TASK OBJECTIVE >> Reproduce every one of the following records line for line, with no changes.

— Start DATA PROVIDED —

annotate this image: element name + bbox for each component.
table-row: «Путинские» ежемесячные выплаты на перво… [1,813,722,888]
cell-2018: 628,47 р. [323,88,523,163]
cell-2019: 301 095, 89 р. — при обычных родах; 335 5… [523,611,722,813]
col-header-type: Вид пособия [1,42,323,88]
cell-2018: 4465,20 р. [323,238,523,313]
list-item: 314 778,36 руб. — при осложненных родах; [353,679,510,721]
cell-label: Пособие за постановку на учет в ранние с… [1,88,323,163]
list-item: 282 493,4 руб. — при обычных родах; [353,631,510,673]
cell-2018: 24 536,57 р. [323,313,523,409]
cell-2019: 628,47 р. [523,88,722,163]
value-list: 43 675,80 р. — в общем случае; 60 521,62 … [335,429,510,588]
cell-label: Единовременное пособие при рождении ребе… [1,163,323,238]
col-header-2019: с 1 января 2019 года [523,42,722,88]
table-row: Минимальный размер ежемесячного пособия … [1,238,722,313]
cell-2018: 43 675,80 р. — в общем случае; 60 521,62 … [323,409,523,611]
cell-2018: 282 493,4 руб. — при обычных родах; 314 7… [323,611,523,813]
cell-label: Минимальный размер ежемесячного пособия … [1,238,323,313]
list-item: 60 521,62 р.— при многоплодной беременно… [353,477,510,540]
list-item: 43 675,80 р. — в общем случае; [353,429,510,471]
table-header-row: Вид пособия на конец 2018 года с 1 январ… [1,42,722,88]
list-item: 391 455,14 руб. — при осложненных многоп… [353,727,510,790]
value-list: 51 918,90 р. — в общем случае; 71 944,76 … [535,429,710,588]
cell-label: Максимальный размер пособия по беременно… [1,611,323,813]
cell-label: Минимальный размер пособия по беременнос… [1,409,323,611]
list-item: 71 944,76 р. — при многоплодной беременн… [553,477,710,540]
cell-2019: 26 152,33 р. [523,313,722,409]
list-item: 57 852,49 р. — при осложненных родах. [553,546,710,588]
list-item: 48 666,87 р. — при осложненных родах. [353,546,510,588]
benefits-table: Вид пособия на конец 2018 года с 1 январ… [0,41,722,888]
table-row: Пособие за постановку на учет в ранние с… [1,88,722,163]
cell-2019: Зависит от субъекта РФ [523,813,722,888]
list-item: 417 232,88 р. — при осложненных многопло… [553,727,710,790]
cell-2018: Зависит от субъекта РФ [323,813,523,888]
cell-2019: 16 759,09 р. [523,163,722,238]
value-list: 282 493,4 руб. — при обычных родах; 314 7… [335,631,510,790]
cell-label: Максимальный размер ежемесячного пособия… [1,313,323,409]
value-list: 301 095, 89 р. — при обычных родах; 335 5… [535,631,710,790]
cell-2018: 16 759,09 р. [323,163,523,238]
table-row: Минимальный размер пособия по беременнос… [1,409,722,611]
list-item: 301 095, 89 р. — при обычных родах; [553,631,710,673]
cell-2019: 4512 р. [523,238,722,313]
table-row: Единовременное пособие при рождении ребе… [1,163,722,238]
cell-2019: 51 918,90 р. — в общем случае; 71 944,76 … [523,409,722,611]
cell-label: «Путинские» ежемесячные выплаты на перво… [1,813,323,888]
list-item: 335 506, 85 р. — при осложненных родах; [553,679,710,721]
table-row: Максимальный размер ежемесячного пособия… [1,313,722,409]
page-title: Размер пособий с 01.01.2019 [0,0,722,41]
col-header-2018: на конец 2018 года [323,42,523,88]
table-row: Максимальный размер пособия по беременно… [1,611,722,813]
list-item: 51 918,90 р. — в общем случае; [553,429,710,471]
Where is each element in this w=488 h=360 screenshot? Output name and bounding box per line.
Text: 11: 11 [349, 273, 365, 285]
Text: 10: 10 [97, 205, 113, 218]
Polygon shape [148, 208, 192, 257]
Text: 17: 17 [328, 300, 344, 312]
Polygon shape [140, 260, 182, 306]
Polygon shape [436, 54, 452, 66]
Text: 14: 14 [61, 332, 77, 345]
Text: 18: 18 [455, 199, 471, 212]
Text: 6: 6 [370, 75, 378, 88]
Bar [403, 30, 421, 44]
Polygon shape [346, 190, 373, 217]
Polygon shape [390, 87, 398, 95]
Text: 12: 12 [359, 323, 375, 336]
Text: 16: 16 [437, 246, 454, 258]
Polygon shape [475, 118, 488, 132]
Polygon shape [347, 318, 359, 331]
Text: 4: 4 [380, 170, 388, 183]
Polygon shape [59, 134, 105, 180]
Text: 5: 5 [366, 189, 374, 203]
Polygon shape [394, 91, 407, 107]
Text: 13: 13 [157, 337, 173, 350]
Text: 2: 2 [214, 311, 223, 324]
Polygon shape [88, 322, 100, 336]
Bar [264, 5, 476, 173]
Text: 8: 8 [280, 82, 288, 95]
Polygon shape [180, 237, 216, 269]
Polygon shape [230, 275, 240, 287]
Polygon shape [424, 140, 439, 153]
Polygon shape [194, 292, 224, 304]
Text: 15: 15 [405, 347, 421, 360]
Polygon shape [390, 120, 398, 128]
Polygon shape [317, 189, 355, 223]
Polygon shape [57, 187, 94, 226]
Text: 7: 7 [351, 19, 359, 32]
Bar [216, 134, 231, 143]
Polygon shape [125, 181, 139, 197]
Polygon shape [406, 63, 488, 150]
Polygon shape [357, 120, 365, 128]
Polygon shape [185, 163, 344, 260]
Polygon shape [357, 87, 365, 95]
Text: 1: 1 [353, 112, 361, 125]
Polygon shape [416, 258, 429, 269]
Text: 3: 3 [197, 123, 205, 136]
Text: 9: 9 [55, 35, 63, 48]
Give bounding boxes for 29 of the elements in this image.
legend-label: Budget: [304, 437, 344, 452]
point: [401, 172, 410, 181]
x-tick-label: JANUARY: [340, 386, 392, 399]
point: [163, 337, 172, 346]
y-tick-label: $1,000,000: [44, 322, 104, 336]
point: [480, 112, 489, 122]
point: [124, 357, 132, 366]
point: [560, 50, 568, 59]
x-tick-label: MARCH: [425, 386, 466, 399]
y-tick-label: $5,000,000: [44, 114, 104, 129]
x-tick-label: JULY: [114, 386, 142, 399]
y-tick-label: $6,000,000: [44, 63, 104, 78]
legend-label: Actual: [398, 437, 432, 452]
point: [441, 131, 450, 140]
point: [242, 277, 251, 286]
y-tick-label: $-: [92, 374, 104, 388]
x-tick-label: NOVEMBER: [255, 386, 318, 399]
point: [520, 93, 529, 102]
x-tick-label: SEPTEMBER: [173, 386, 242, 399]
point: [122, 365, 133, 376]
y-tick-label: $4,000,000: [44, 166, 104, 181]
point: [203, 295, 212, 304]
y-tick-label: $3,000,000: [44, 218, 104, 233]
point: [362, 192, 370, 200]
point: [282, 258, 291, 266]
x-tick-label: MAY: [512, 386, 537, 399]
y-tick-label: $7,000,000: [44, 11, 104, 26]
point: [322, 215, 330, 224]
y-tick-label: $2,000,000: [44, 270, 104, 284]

— End DATA PROVIDED —

SOLVED EXERCISE >>
annotate this image: element name + bbox for each component.
table-row: «Путинские» ежемесячные выплаты на перво… [1,813,722,888]
cell-2018: 628,47 р. [323,88,523,163]
cell-2019: 301 095, 89 р. — при обычных родах; 335 5… [523,611,722,813]
col-header-type: Вид пособия [1,42,323,88]
cell-2018: 4465,20 р. [323,238,523,313]
list-item: 314 778,36 руб. — при осложненных родах; [353,679,510,721]
cell-label: Пособие за постановку на учет в ранние с… [1,88,323,163]
list-item: 282 493,4 руб. — при обычных родах; [353,631,510,673]
cell-2018: 24 536,57 р. [323,313,523,409]
cell-2019: 628,47 р. [523,88,722,163]
value-list: 43 675,80 р. — в общем случае; 60 521,62 … [335,429,510,588]
cell-label: Единовременное пособие при рождении ребе… [1,163,323,238]
col-header-2019: с 1 января 2019 года [523,42,722,88]
table-row: Минимальный размер ежемесячного пособия … [1,238,722,313]
cell-2018: 43 675,80 р. — в общем случае; 60 521,62 … [323,409,523,611]
cell-2018: 282 493,4 руб. — при обычных родах; 314 7… [323,611,523,813]
cell-label: Минимальный размер ежемесячного пособия … [1,238,323,313]
list-item: 60 521,62 р.— при многоплодной беременно… [353,477,510,540]
list-item: 43 675,80 р. — в общем случае; [353,429,510,471]
table-header-row: Вид пособия на конец 2018 года с 1 январ… [1,42,722,88]
list-item: 391 455,14 руб. — при осложненных многоп… [353,727,510,790]
value-list: 51 918,90 р. — в общем случае; 71 944,76 … [535,429,710,588]
cell-label: Максимальный размер пособия по беременно… [1,611,323,813]
cell-label: Минимальный размер пособия по беременнос… [1,409,323,611]
list-item: 71 944,76 р. — при многоплодной беременн… [553,477,710,540]
cell-2019: 26 152,33 р. [523,313,722,409]
list-item: 57 852,49 р. — при осложненных родах. [553,546,710,588]
list-item: 48 666,87 р. — при осложненных родах. [353,546,510,588]
benefits-table: Вид пособия на конец 2018 года с 1 январ… [0,41,722,888]
table-row: Пособие за постановку на учет в ранние с… [1,88,722,163]
cell-2019: Зависит от субъекта РФ [523,813,722,888]
list-item: 417 232,88 р. — при осложненных многопло… [553,727,710,790]
cell-2018: Зависит от субъекта РФ [323,813,523,888]
cell-2019: 16 759,09 р. [523,163,722,238]
value-list: 282 493,4 руб. — при обычных родах; 314 7… [335,631,510,790]
cell-label: Максимальный размер ежемесячного пособия… [1,313,323,409]
value-list: 301 095, 89 р. — при обычных родах; 335 5… [535,631,710,790]
cell-2018: 16 759,09 р. [323,163,523,238]
table-row: Минимальный размер пособия по беременнос… [1,409,722,611]
list-item: 301 095, 89 р. — при обычных родах; [553,631,710,673]
cell-2019: 4512 р. [523,238,722,313]
table-row: Единовременное пособие при рождении ребе… [1,163,722,238]
cell-2019: 51 918,90 р. — в общем случае; 71 944,76 … [523,409,722,611]
cell-label: «Путинские» ежемесячные выплаты на перво… [1,813,323,888]
list-item: 335 506, 85 р. — при осложненных родах; [553,679,710,721]
table-row: Максимальный размер ежемесячного пособия… [1,313,722,409]
page-title: Размер пособий с 01.01.2019 [0,0,722,41]
col-header-2018: на конец 2018 года [323,42,523,88]
table-row: Максимальный размер пособия по беременно… [1,611,722,813]
list-item: 51 918,90 р. — в общем случае; [553,429,710,471]
Where is each element in this w=488 h=360 screenshot? Output name and bounding box per line.
Text: 11: 11 [349, 273, 365, 285]
Text: 10: 10 [97, 205, 113, 218]
Polygon shape [148, 208, 192, 257]
Text: 17: 17 [328, 300, 344, 312]
Polygon shape [140, 260, 182, 306]
Polygon shape [436, 54, 452, 66]
Text: 14: 14 [61, 332, 77, 345]
Text: 18: 18 [455, 199, 471, 212]
Text: 6: 6 [370, 75, 378, 88]
Bar [403, 30, 421, 44]
Polygon shape [346, 190, 373, 217]
Polygon shape [390, 87, 398, 95]
Text: 12: 12 [359, 323, 375, 336]
Text: 16: 16 [437, 246, 454, 258]
Polygon shape [475, 118, 488, 132]
Polygon shape [347, 318, 359, 331]
Text: 4: 4 [380, 170, 388, 183]
Polygon shape [59, 134, 105, 180]
Text: 5: 5 [366, 189, 374, 203]
Polygon shape [394, 91, 407, 107]
Text: 13: 13 [157, 337, 173, 350]
Text: 2: 2 [214, 311, 223, 324]
Polygon shape [88, 322, 100, 336]
Bar [264, 5, 476, 173]
Text: 8: 8 [280, 82, 288, 95]
Polygon shape [180, 237, 216, 269]
Polygon shape [230, 275, 240, 287]
Polygon shape [424, 140, 439, 153]
Polygon shape [194, 292, 224, 304]
Text: 15: 15 [405, 347, 421, 360]
Polygon shape [390, 120, 398, 128]
Polygon shape [317, 189, 355, 223]
Polygon shape [57, 187, 94, 226]
Text: 7: 7 [351, 19, 359, 32]
Bar [216, 134, 231, 143]
Polygon shape [125, 181, 139, 197]
Polygon shape [406, 63, 488, 150]
Polygon shape [357, 120, 365, 128]
Polygon shape [185, 163, 344, 260]
Polygon shape [357, 87, 365, 95]
Text: 1: 1 [353, 112, 361, 125]
Polygon shape [416, 258, 429, 269]
Text: 3: 3 [197, 123, 205, 136]
Text: 9: 9 [55, 35, 63, 48]
Give bounding boxes for 29 of the elements in this image.
legend-label: Budget: [304, 437, 344, 452]
point: [401, 172, 410, 181]
x-tick-label: JANUARY: [340, 386, 392, 399]
point: [163, 337, 172, 346]
y-tick-label: $1,000,000: [44, 322, 104, 336]
point: [480, 112, 489, 122]
point: [124, 357, 132, 366]
point: [560, 50, 568, 59]
x-tick-label: MARCH: [425, 386, 466, 399]
y-tick-label: $5,000,000: [44, 114, 104, 129]
x-tick-label: JULY: [114, 386, 142, 399]
y-tick-label: $6,000,000: [44, 63, 104, 78]
legend-label: Actual: [398, 437, 432, 452]
point: [441, 131, 450, 140]
point: [242, 277, 251, 286]
y-tick-label: $-: [92, 374, 104, 388]
x-tick-label: NOVEMBER: [255, 386, 318, 399]
point: [520, 93, 529, 102]
x-tick-label: SEPTEMBER: [173, 386, 242, 399]
point: [122, 365, 133, 376]
y-tick-label: $4,000,000: [44, 166, 104, 181]
point: [203, 295, 212, 304]
y-tick-label: $3,000,000: [44, 218, 104, 233]
point: [362, 192, 370, 200]
point: [282, 258, 291, 266]
x-tick-label: MAY: [512, 386, 537, 399]
y-tick-label: $7,000,000: [44, 11, 104, 26]
point: [322, 215, 330, 224]
y-tick-label: $2,000,000: [44, 270, 104, 284]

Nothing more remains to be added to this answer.